↓↓↓

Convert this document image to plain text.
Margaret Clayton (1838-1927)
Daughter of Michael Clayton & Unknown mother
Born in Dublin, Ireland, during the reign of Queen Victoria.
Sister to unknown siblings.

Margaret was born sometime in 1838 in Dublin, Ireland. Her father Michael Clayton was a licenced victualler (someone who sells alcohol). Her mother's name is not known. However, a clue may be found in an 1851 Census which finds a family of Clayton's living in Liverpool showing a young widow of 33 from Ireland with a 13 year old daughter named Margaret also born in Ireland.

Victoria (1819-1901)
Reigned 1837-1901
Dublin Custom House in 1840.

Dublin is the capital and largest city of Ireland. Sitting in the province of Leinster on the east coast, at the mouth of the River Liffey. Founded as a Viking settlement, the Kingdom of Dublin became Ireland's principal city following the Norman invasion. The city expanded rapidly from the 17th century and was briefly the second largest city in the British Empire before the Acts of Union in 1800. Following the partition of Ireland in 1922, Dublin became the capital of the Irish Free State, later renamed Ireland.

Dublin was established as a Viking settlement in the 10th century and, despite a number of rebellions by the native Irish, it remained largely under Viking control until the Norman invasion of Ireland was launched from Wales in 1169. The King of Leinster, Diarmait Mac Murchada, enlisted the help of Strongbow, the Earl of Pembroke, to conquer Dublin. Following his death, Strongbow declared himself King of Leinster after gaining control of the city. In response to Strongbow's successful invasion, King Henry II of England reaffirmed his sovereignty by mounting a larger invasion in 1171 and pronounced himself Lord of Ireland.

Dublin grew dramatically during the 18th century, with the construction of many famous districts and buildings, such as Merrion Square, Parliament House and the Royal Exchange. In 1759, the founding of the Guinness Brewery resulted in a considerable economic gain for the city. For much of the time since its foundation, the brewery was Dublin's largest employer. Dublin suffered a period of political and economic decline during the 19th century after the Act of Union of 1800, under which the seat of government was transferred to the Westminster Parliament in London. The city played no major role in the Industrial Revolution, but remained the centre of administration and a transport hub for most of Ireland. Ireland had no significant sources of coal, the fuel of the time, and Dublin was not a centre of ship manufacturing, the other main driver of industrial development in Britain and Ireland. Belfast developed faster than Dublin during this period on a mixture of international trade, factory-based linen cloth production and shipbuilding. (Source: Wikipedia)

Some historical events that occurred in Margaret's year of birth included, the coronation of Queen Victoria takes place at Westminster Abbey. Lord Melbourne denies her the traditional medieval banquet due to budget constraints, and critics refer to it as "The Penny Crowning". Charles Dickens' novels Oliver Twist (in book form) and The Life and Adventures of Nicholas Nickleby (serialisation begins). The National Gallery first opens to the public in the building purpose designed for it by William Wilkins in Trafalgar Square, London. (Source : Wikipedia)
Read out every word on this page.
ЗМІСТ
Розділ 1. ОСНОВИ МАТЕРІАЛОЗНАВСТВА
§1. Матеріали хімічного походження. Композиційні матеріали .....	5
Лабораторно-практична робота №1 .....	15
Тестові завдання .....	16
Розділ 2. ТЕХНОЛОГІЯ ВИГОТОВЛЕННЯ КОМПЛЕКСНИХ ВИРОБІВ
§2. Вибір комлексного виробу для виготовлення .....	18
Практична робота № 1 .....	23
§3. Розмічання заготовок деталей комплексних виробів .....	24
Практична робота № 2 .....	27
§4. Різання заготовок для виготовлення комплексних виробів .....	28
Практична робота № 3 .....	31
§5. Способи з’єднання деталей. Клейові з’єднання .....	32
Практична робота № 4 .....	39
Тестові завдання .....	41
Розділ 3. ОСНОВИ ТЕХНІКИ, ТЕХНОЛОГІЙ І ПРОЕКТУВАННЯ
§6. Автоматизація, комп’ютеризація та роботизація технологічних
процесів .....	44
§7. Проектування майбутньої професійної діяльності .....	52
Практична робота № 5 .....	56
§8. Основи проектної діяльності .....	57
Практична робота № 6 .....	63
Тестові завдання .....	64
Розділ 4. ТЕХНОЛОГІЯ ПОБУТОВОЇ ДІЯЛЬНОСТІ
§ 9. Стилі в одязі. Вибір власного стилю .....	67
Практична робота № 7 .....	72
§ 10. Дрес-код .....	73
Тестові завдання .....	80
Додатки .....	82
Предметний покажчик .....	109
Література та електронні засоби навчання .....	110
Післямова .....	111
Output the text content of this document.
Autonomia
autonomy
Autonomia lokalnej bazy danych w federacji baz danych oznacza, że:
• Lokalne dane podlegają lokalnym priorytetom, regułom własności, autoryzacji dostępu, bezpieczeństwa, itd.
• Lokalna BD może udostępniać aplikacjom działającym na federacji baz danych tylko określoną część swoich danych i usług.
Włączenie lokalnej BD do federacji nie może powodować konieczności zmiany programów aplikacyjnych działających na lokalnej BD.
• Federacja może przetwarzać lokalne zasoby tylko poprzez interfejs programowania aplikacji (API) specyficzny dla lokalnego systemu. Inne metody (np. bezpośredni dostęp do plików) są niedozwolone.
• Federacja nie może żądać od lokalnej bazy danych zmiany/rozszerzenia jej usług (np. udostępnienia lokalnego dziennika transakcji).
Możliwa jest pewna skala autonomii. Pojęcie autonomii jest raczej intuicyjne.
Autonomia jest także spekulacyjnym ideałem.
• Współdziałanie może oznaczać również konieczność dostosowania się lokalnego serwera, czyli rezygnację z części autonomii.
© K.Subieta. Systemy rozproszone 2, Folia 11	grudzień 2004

↑↑↑

◆ **PROMPT**:
From the entries above, extract every line where the word "autonomii" appears.

◆ **RESULT OF THIS EXERCISE**:
Możliwa jest pewna skala autonomii. Pojęcie autonomii jest raczej intuicyjne.
• Współdziałanie może oznaczać również konieczność dostosowania się lokalnego serwera, czyli rezygnację z części autonomii.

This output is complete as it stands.